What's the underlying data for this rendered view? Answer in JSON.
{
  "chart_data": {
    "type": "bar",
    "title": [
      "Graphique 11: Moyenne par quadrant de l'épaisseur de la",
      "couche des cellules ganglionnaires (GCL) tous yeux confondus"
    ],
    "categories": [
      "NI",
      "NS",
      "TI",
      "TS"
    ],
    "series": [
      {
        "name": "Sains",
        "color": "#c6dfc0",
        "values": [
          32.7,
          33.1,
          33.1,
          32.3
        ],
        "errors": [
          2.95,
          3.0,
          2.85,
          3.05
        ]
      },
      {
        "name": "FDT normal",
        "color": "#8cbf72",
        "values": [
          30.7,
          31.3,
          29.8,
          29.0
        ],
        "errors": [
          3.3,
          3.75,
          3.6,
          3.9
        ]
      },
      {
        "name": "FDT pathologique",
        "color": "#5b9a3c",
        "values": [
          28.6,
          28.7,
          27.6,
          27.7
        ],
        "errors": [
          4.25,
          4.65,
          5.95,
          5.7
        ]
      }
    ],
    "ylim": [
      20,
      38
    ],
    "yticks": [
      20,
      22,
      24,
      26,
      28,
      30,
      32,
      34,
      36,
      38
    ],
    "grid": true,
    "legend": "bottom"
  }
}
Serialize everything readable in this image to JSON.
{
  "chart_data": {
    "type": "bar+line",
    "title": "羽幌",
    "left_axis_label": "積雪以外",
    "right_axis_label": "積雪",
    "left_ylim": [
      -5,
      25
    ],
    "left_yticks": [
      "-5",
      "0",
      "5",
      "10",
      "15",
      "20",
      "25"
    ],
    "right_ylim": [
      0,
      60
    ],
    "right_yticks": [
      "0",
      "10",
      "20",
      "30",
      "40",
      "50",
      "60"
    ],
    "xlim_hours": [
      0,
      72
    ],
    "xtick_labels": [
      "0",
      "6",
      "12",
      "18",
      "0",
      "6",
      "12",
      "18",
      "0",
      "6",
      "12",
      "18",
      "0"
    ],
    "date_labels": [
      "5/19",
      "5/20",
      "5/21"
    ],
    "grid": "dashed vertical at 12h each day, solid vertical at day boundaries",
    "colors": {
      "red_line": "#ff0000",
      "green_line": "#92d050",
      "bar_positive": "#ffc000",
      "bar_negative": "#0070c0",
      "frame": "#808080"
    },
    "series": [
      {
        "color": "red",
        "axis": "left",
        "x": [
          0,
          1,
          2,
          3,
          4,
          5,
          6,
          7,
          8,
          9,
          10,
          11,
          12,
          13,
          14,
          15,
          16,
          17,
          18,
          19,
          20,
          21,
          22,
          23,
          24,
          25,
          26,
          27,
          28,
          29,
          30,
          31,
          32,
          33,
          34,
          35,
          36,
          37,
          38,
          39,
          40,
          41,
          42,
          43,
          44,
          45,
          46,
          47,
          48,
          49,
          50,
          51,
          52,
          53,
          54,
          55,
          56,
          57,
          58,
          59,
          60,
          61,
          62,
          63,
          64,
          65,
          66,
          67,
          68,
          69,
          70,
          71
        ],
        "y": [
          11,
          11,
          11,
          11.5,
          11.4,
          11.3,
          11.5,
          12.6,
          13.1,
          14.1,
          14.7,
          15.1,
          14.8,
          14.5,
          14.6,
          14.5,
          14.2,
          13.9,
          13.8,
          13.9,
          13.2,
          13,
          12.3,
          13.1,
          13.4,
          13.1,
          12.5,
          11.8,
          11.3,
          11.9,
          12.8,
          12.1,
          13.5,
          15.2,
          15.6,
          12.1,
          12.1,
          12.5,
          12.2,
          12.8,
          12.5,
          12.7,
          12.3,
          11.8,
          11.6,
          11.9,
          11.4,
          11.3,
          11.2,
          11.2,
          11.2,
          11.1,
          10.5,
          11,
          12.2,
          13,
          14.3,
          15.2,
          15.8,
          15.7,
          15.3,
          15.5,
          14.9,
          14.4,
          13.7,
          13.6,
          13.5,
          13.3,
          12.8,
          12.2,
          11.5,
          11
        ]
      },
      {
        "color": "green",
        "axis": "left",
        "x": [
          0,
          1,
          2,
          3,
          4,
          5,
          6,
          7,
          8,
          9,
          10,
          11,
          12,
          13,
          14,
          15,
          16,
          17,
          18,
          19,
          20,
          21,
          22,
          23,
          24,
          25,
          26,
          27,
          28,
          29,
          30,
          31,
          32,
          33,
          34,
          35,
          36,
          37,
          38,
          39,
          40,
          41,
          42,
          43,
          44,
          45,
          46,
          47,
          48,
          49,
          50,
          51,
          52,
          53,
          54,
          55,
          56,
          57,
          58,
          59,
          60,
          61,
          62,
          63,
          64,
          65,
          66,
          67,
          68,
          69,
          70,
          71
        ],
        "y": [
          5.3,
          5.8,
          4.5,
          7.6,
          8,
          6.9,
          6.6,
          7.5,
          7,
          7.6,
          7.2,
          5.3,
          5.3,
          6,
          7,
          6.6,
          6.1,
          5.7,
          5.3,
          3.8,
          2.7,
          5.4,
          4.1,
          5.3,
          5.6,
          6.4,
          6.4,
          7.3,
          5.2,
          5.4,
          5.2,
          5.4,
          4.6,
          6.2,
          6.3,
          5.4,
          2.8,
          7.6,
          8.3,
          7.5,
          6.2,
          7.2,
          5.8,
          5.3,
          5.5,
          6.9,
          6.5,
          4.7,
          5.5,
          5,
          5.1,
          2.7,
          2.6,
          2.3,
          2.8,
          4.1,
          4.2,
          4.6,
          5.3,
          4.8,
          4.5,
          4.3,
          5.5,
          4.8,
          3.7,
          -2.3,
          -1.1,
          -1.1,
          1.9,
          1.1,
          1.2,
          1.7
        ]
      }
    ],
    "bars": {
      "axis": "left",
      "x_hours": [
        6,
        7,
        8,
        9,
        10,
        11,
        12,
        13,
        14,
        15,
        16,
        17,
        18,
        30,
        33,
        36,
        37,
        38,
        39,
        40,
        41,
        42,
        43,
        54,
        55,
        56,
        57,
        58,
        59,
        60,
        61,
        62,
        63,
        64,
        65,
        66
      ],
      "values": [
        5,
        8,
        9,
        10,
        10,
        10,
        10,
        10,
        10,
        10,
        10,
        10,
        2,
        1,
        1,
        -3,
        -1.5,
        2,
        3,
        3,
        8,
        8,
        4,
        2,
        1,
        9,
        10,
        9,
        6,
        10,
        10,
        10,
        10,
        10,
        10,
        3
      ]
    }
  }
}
------------------------
• WRITTEN TASK: Would you reproduce all the entries exactly?

• RESPONSE TO THIS TASK:
What's the underlying data for this rendered view? Answer in JSON.
{
  "chart_data": {
    "type": "bar",
    "title": [
      "Graphique 11: Moyenne par quadrant de l'épaisseur de la",
      "couche des cellules ganglionnaires (GCL) tous yeux confondus"
    ],
    "categories": [
      "NI",
      "NS",
      "TI",
      "TS"
    ],
    "series": [
      {
        "name": "Sains",
        "color": "#c6dfc0",
        "values": [
          32.7,
          33.1,
          33.1,
          32.3
        ],
        "errors": [
          2.95,
          3.0,
          2.85,
          3.05
        ]
      },
      {
        "name": "FDT normal",
        "color": "#8cbf72",
        "values": [
          30.7,
          31.3,
          29.8,
          29.0
        ],
        "errors": [
          3.3,
          3.75,
          3.6,
          3.9
        ]
      },
      {
        "name": "FDT pathologique",
        "color": "#5b9a3c",
        "values": [
          28.6,
          28.7,
          27.6,
          27.7
        ],
        "errors": [
          4.25,
          4.65,
          5.95,
          5.7
        ]
      }
    ],
    "ylim": [
      20,
      38
    ],
    "yticks": [
      20,
      22,
      24,
      26,
      28,
      30,
      32,
      34,
      36,
      38
    ],
    "grid": true,
    "legend": "bottom"
  }
}
Serialize everything readable in this image to JSON.
{
  "chart_data": {
    "type": "bar+line",
    "title": "羽幌",
    "left_axis_label": "積雪以外",
    "right_axis_label": "積雪",
    "left_ylim": [
      -5,
      25
    ],
    "left_yticks": [
      "-5",
      "0",
      "5",
      "10",
      "15",
      "20",
      "25"
    ],
    "right_ylim": [
      0,
      60
    ],
    "right_yticks": [
      "0",
      "10",
      "20",
      "30",
      "40",
      "50",
      "60"
    ],
    "xlim_hours": [
      0,
      72
    ],
    "xtick_labels": [
      "0",
      "6",
      "12",
      "18",
      "0",
      "6",
      "12",
      "18",
      "0",
      "6",
      "12",
      "18",
      "0"
    ],
    "date_labels": [
      "5/19",
      "5/20",
      "5/21"
    ],
    "grid": "dashed vertical at 12h each day, solid vertical at day boundaries",
    "colors": {
      "red_line": "#ff0000",
      "green_line": "#92d050",
      "bar_positive": "#ffc000",
      "bar_negative": "#0070c0",
      "frame": "#808080"
    },
    "series": [
      {
        "color": "red",
        "axis": "left",
        "x": [
          0,
          1,
          2,
          3,
          4,
          5,
          6,
          7,
          8,
          9,
          10,
          11,
          12,
          13,
          14,
          15,
          16,
          17,
          18,
          19,
          20,
          21,
          22,
          23,
          24,
          25,
          26,
          27,
          28,
          29,
          30,
          31,
          32,
          33,
          34,
          35,
          36,
          37,
          38,
          39,
          40,
          41,
          42,
          43,
          44,
          45,
          46,
          47,
          48,
          49,
          50,
          51,
          52,
          53,
          54,
          55,
          56,
          57,
          58,
          59,
          60,
          61,
          62,
          63,
          64,
          65,
          66,
          67,
          68,
          69,
          70,
          71
        ],
        "y": [
          11,
          11,
          11,
          11.5,
          11.4,
          11.3,
          11.5,
          12.6,
          13.1,
          14.1,
          14.7,
          15.1,
          14.8,
          14.5,
          14.6,
          14.5,
          14.2,
          13.9,
          13.8,
          13.9,
          13.2,
          13,
          12.3,
          13.1,
          13.4,
          13.1,
          12.5,
          11.8,
          11.3,
          11.9,
          12.8,
          12.1,
          13.5,
          15.2,
          15.6,
          12.1,
          12.1,
          12.5,
          12.2,
          12.8,
          12.5,
          12.7,
          12.3,
          11.8,
          11.6,
          11.9,
          11.4,
          11.3,
          11.2,
          11.2,
          11.2,
          11.1,
          10.5,
          11,
          12.2,
          13,
          14.3,
          15.2,
          15.8,
          15.7,
          15.3,
          15.5,
          14.9,
          14.4,
          13.7,
          13.6,
          13.5,
          13.3,
          12.8,
          12.2,
          11.5,
          11
        ]
      },
      {
        "color": "green",
        "axis": "left",
        "x": [
          0,
          1,
          2,
          3,
          4,
          5,
          6,
          7,
          8,
          9,
          10,
          11,
          12,
          13,
          14,
          15,
          16,
          17,
          18,
          19,
          20,
          21,
          22,
          23,
          24,
          25,
          26,
          27,
          28,
          29,
          30,
          31,
          32,
          33,
          34,
          35,
          36,
          37,
          38,
          39,
          40,
          41,
          42,
          43,
          44,
          45,
          46,
          47,
          48,
          49,
          50,
          51,
          52,
          53,
          54,
          55,
          56,
          57,
          58,
          59,
          60,
          61,
          62,
          63,
          64,
          65,
          66,
          67,
          68,
          69,
          70,
          71
        ],
        "y": [
          5.3,
          5.8,
          4.5,
          7.6,
          8,
          6.9,
          6.6,
          7.5,
          7,
          7.6,
          7.2,
          5.3,
          5.3,
          6,
          7,
          6.6,
          6.1,
          5.7,
          5.3,
          3.8,
          2.7,
          5.4,
          4.1,
          5.3,
          5.6,
          6.4,
          6.4,
          7.3,
          5.2,
          5.4,
          5.2,
          5.4,
          4.6,
          6.2,
          6.3,
          5.4,
          2.8,
          7.6,
          8.3,
          7.5,
          6.2,
          7.2,
          5.8,
          5.3,
          5.5,
          6.9,
          6.5,
          4.7,
          5.5,
          5,
          5.1,
          2.7,
          2.6,
          2.3,
          2.8,
          4.1,
          4.2,
          4.6,
          5.3,
          4.8,
          4.5,
          4.3,
          5.5,
          4.8,
          3.7,
          -2.3,
          -1.1,
          -1.1,
          1.9,
          1.1,
          1.2,
          1.7
        ]
      }
    ],
    "bars": {
      "axis": "left",
      "x_hours": [
        6,
        7,
        8,
        9,
        10,
        11,
        12,
        13,
        14,
        15,
        16,
        17,
        18,
        30,
        33,
        36,
        37,
        38,
        39,
        40,
        41,
        42,
        43,
        54,
        55,
        56,
        57,
        58,
        59,
        60,
        61,
        62,
        63,
        64,
        65,
        66
      ],
      "values": [
        5,
        8,
        9,
        10,
        10,
        10,
        10,
        10,
        10,
        10,
        10,
        10,
        2,
        1,
        1,
        -3,
        -1.5,
        2,
        3,
        3,
        8,
        8,
        4,
        2,
        1,
        9,
        10,
        9,
        6,
        10,
        10,
        10,
        10,
        10,
        10,
        3
      ]
    }
  }
}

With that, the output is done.